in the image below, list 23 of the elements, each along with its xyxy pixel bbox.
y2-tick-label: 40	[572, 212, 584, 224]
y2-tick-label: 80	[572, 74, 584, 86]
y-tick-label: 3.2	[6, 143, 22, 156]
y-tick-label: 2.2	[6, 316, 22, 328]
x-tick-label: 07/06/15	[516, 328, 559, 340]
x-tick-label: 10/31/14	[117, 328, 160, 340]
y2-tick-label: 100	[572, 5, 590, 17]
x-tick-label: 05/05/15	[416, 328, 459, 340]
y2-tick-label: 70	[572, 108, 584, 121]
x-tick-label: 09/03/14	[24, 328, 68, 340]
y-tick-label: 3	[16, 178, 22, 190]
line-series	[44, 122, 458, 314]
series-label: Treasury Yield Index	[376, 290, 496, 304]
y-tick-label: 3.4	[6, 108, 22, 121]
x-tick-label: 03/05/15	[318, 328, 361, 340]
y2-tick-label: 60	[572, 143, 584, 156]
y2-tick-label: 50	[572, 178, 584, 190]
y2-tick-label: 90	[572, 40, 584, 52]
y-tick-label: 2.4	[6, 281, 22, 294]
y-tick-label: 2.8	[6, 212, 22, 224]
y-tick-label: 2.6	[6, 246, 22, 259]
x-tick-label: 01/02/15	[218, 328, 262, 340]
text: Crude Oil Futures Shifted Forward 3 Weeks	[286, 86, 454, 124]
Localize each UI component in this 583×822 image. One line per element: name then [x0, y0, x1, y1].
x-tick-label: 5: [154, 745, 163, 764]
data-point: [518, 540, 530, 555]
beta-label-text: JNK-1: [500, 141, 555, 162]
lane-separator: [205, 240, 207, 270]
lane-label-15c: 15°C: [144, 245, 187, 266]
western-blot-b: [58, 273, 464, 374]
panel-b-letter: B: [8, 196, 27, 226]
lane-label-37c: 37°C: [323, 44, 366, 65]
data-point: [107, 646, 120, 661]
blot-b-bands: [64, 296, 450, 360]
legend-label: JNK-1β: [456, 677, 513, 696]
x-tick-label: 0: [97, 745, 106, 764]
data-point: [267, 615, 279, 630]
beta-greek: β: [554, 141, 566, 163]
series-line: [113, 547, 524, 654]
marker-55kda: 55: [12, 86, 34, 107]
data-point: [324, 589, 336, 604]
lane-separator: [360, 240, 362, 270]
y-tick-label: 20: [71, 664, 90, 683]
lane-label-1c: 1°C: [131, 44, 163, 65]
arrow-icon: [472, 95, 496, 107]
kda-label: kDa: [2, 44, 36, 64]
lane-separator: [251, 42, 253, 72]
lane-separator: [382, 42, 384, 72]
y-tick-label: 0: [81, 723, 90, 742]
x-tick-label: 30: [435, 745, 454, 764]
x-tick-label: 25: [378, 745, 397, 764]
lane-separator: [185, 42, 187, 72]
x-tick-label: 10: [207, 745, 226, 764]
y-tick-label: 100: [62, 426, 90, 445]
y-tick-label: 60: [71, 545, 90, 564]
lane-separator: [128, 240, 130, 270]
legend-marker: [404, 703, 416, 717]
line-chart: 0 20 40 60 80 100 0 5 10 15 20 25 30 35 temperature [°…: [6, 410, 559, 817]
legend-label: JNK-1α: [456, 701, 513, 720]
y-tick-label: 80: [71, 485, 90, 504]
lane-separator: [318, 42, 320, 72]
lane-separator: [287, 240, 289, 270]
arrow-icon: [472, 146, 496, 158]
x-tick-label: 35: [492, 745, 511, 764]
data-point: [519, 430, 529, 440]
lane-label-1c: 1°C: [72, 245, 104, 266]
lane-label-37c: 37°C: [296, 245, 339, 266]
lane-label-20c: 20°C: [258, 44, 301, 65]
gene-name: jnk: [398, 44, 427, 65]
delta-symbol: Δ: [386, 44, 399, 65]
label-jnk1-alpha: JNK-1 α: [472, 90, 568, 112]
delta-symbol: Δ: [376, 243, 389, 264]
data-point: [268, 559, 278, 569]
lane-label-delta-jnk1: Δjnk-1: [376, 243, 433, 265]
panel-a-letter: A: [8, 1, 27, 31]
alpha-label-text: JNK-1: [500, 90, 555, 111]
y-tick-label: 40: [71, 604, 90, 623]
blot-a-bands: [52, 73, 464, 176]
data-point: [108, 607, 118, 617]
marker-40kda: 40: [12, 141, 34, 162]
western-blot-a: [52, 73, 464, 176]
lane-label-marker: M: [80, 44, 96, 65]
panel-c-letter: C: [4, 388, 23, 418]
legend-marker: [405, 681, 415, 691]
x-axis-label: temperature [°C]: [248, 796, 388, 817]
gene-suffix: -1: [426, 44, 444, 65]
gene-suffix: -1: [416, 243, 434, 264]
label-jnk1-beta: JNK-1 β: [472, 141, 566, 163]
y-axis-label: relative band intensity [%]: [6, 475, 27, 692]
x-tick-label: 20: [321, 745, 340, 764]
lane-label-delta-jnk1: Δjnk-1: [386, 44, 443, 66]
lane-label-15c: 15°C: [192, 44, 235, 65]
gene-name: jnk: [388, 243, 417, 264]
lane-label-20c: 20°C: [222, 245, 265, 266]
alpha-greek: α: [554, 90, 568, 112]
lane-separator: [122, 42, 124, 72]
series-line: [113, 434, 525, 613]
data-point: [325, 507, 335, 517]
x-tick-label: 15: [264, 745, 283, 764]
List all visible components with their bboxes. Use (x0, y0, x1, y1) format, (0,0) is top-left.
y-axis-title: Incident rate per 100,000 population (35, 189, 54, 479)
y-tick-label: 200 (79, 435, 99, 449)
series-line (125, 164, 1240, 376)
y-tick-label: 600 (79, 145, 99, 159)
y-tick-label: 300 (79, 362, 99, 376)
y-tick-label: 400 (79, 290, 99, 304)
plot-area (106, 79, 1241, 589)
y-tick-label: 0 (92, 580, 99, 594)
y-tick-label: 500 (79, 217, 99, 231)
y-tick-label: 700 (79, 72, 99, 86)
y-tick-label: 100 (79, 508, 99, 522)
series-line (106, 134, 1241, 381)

——

Task to carry out: Edit all of the records above so that each "x-tick-label" becomes "x-axis-label", leaving everything else unchanged.

Written response:
in the image below, list 23 of the elements, each along with its xyxy pixel bbox.
y2-tick-label: 40	[572, 212, 584, 224]
y2-tick-label: 80	[572, 74, 584, 86]
y-tick-label: 3.2	[6, 143, 22, 156]
y-tick-label: 2.2	[6, 316, 22, 328]
x-axis-label: 07/06/15	[516, 328, 559, 340]
x-axis-label: 10/31/14	[117, 328, 160, 340]
y2-tick-label: 100	[572, 5, 590, 17]
x-axis-label: 05/05/15	[416, 328, 459, 340]
y2-tick-label: 70	[572, 108, 584, 121]
x-axis-label: 09/03/14	[24, 328, 68, 340]
y-tick-label: 3	[16, 178, 22, 190]
line-series	[44, 122, 458, 314]
series-label: Treasury Yield Index	[376, 290, 496, 304]
y-tick-label: 3.4	[6, 108, 22, 121]
x-axis-label: 03/05/15	[318, 328, 361, 340]
y2-tick-label: 60	[572, 143, 584, 156]
y2-tick-label: 50	[572, 178, 584, 190]
y2-tick-label: 90	[572, 40, 584, 52]
y-tick-label: 2.4	[6, 281, 22, 294]
y-tick-label: 2.8	[6, 212, 22, 224]
y-tick-label: 2.6	[6, 246, 22, 259]
x-axis-label: 01/02/15	[218, 328, 262, 340]
text: Crude Oil Futures Shifted Forward 3 Weeks	[286, 86, 454, 124]
Localize each UI component in this 583×822 image. One line per element: name then [x0, y0, x1, y1].
x-axis-label: 5: [154, 745, 163, 764]
data-point: [518, 540, 530, 555]
beta-label-text: JNK-1: [500, 141, 555, 162]
lane-separator: [205, 240, 207, 270]
lane-label-15c: 15°C: [144, 245, 187, 266]
western-blot-b: [58, 273, 464, 374]
panel-b-letter: B: [8, 196, 27, 226]
lane-label-37c: 37°C: [323, 44, 366, 65]
data-point: [107, 646, 120, 661]
blot-b-bands: [64, 296, 450, 360]
legend-label: JNK-1β: [456, 677, 513, 696]
x-axis-label: 0: [97, 745, 106, 764]
data-point: [267, 615, 279, 630]
beta-greek: β: [554, 141, 566, 163]
series-line: [113, 547, 524, 654]
marker-55kda: 55: [12, 86, 34, 107]
data-point: [324, 589, 336, 604]
lane-separator: [360, 240, 362, 270]
y-tick-label: 20: [71, 664, 90, 683]
lane-label-1c: 1°C: [131, 44, 163, 65]
arrow-icon: [472, 95, 496, 107]
kda-label: kDa: [2, 44, 36, 64]
lane-separator: [251, 42, 253, 72]
lane-separator: [382, 42, 384, 72]
y-tick-label: 0: [81, 723, 90, 742]
x-axis-label: 30: [435, 745, 454, 764]
x-axis-label: 25: [378, 745, 397, 764]
lane-separator: [185, 42, 187, 72]
x-axis-label: 10: [207, 745, 226, 764]
y-tick-label: 100: [62, 426, 90, 445]
y-tick-label: 60: [71, 545, 90, 564]
lane-separator: [128, 240, 130, 270]
legend-marker: [404, 703, 416, 717]
line-chart: 0 20 40 60 80 100 0 5 10 15 20 25 30 35 temperature [°…: [6, 410, 559, 817]
legend-label: JNK-1α: [456, 701, 513, 720]
y-tick-label: 80: [71, 485, 90, 504]
lane-separator: [318, 42, 320, 72]
lane-separator: [287, 240, 289, 270]
arrow-icon: [472, 146, 496, 158]
x-axis-label: 35: [492, 745, 511, 764]
data-point: [519, 430, 529, 440]
lane-label-1c: 1°C: [72, 245, 104, 266]
lane-label-37c: 37°C: [296, 245, 339, 266]
lane-label-20c: 20°C: [258, 44, 301, 65]
gene-name: jnk: [398, 44, 427, 65]
delta-symbol: Δ: [386, 44, 399, 65]
label-jnk1-alpha: JNK-1 α: [472, 90, 568, 112]
delta-symbol: Δ: [376, 243, 389, 264]
data-point: [268, 559, 278, 569]
lane-label-delta-jnk1: Δjnk-1: [376, 243, 433, 265]
panel-a-letter: A: [8, 1, 27, 31]
alpha-label-text: JNK-1: [500, 90, 555, 111]
y-tick-label: 40: [71, 604, 90, 623]
blot-a-bands: [52, 73, 464, 176]
data-point: [108, 607, 118, 617]
marker-40kda: 40: [12, 141, 34, 162]
western-blot-a: [52, 73, 464, 176]
lane-label-marker: M: [80, 44, 96, 65]
panel-c-letter: C: [4, 388, 23, 418]
legend-marker: [405, 681, 415, 691]
x-axis-label: temperature [°C]: [248, 796, 388, 817]
gene-suffix: -1: [426, 44, 444, 65]
gene-suffix: -1: [416, 243, 434, 264]
label-jnk1-beta: JNK-1 β: [472, 141, 566, 163]
y-axis-label: relative band intensity [%]: [6, 475, 27, 692]
x-axis-label: 20: [321, 745, 340, 764]
lane-label-delta-jnk1: Δjnk-1: [386, 44, 443, 66]
lane-label-15c: 15°C: [192, 44, 235, 65]
gene-name: jnk: [388, 243, 417, 264]
lane-label-20c: 20°C: [222, 245, 265, 266]
alpha-greek: α: [554, 90, 568, 112]
lane-separator: [122, 42, 124, 72]
series-line: [113, 434, 525, 613]
data-point: [325, 507, 335, 517]
x-axis-label: 15: [264, 745, 283, 764]
List all visible components with their bboxes. Use (x0, y0, x1, y1) format, (0,0) is top-left.
y-axis-title: Incident rate per 100,000 population (35, 189, 54, 479)
y-tick-label: 200 (79, 435, 99, 449)
series-line (125, 164, 1240, 376)
y-tick-label: 600 (79, 145, 99, 159)
y-tick-label: 300 (79, 362, 99, 376)
y-tick-label: 400 (79, 290, 99, 304)
plot-area (106, 79, 1241, 589)
y-tick-label: 0 (92, 580, 99, 594)
y-tick-label: 500 (79, 217, 99, 231)
y-tick-label: 700 (79, 72, 99, 86)
y-tick-label: 100 (79, 508, 99, 522)
series-line (106, 134, 1241, 381)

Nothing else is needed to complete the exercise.